INFORMATION SUPPLIED:
* * * *

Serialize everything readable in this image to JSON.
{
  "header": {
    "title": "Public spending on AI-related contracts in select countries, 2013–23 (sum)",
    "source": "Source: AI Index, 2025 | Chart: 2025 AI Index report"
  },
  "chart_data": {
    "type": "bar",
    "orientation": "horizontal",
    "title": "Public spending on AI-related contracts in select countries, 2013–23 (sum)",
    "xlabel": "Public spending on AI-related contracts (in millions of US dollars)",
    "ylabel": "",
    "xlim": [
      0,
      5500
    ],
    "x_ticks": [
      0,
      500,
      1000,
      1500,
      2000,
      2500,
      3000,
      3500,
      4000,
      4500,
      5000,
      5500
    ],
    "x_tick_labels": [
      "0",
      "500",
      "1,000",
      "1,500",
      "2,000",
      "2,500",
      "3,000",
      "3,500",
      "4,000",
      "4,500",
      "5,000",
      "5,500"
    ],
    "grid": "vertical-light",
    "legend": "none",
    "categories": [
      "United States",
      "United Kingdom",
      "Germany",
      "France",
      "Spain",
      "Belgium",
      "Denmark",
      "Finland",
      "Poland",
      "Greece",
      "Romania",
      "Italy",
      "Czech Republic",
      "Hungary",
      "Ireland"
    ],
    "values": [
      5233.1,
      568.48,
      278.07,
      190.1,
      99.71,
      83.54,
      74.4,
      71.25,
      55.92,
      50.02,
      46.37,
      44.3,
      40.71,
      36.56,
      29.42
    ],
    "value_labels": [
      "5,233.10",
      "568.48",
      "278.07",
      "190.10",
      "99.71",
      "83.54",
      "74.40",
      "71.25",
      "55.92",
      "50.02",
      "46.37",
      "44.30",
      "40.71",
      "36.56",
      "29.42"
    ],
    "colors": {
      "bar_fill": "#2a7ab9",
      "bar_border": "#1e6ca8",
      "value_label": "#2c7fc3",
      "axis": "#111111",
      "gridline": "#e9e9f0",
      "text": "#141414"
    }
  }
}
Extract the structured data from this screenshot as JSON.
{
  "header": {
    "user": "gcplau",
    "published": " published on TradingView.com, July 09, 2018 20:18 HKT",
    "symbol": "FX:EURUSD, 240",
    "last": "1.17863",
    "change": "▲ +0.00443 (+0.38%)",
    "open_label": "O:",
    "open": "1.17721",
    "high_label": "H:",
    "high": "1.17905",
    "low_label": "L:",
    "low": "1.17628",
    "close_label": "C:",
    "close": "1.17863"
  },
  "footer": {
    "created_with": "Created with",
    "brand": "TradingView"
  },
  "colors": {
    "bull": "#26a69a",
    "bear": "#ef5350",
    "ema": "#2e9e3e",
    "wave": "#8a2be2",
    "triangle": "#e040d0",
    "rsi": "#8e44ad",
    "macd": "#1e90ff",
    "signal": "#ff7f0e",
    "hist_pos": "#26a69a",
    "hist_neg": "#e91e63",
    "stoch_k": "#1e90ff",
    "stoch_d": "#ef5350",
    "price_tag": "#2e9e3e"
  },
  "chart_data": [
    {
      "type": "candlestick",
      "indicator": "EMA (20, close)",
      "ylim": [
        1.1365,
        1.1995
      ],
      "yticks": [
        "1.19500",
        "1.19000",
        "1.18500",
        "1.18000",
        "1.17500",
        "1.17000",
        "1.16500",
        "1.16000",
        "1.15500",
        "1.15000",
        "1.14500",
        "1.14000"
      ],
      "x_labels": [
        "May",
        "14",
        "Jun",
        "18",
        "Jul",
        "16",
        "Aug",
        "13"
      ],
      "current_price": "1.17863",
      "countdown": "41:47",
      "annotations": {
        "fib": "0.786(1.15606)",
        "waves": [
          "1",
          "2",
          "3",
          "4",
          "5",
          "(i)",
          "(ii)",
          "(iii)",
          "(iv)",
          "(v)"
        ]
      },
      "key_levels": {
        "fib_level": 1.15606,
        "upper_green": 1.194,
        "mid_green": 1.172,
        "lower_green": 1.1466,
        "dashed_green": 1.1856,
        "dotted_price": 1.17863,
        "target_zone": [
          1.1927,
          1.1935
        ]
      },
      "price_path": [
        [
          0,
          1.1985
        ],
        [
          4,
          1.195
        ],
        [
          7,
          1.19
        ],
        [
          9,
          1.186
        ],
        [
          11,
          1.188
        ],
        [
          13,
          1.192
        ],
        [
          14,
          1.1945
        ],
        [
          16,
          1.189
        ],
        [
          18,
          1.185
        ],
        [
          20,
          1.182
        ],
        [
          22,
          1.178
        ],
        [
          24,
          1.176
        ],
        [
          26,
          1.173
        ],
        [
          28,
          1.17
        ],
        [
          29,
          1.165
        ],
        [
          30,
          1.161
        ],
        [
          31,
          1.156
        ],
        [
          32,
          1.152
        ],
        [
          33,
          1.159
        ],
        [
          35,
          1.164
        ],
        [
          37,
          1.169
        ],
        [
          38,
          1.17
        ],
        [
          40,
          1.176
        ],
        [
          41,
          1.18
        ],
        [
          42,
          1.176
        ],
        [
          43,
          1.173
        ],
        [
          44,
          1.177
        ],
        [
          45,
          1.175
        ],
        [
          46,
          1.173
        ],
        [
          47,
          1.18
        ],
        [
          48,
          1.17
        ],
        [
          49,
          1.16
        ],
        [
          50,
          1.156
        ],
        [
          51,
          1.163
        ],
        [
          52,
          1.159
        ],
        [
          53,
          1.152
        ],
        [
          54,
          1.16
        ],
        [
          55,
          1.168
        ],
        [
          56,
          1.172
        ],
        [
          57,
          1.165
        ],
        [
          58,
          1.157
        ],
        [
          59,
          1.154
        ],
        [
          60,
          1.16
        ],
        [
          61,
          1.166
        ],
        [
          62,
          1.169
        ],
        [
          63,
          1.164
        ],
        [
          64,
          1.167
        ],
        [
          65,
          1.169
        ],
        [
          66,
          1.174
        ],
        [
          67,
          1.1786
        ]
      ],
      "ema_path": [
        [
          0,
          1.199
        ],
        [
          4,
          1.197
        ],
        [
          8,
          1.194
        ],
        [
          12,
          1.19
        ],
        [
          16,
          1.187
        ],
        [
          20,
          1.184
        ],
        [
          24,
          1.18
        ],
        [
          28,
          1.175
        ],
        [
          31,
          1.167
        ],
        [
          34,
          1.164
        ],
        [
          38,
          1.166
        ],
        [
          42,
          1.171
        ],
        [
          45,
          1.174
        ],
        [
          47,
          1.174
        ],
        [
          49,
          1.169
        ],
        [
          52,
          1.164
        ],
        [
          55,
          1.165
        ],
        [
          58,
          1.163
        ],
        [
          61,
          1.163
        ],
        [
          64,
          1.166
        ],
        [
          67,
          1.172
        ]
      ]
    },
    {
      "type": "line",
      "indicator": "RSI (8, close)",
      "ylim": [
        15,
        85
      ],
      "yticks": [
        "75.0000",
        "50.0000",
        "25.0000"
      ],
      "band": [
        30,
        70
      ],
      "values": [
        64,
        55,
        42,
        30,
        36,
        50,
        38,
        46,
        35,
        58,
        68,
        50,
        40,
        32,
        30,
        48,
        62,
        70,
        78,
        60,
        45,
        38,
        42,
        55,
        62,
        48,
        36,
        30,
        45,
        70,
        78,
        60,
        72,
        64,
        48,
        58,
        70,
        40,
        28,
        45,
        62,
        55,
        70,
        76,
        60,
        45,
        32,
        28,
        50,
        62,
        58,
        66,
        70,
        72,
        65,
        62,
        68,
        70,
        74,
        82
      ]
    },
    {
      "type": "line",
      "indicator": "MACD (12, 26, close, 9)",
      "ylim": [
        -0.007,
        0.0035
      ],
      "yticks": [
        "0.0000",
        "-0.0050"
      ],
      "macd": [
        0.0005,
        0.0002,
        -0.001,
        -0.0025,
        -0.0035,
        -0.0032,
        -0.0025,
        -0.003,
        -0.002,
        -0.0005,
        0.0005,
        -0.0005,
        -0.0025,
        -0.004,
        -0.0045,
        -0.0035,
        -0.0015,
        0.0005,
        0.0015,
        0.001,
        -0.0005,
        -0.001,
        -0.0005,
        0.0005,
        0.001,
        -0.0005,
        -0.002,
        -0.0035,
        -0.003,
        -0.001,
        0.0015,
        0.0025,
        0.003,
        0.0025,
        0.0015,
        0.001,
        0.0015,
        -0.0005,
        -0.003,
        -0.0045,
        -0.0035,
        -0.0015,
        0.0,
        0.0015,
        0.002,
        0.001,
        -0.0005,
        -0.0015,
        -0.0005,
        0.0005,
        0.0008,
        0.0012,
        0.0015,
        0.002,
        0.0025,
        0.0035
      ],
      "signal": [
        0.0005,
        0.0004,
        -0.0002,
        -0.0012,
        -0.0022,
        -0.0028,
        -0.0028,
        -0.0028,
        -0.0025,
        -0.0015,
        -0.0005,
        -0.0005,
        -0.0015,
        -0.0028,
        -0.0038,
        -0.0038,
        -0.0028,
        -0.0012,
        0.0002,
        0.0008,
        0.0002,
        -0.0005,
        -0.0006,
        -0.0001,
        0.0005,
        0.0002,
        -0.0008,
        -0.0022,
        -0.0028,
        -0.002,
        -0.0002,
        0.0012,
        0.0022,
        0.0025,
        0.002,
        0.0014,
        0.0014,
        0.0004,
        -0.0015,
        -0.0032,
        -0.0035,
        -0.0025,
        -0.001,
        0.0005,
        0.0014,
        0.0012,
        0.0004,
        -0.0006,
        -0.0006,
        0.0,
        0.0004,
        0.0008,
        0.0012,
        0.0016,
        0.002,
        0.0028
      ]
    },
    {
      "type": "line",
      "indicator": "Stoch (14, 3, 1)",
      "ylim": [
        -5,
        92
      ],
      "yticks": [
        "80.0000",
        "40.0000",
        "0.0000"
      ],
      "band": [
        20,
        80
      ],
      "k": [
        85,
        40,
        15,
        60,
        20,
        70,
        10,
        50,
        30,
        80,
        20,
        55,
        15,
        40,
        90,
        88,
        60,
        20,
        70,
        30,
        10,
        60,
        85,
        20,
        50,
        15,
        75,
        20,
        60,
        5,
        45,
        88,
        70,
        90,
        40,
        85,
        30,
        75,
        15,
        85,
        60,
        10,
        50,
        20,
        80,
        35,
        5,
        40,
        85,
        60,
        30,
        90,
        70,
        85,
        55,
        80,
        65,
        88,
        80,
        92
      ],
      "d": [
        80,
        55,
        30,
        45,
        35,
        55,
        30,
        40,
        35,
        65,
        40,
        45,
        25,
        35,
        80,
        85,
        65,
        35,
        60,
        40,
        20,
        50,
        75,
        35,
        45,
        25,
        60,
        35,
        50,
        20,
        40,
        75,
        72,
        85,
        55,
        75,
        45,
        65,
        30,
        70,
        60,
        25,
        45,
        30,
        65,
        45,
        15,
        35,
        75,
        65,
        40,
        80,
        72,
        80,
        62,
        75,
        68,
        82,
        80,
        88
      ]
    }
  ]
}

* * * *

SHORT PROBLEM: Filter the data for the string "TradingView" and copy every line that has it.

WRITTEN SOLUTION:
    "published": " published on TradingView.com, July 09, 2018 20:18 HKT",
    "brand": "TradingView"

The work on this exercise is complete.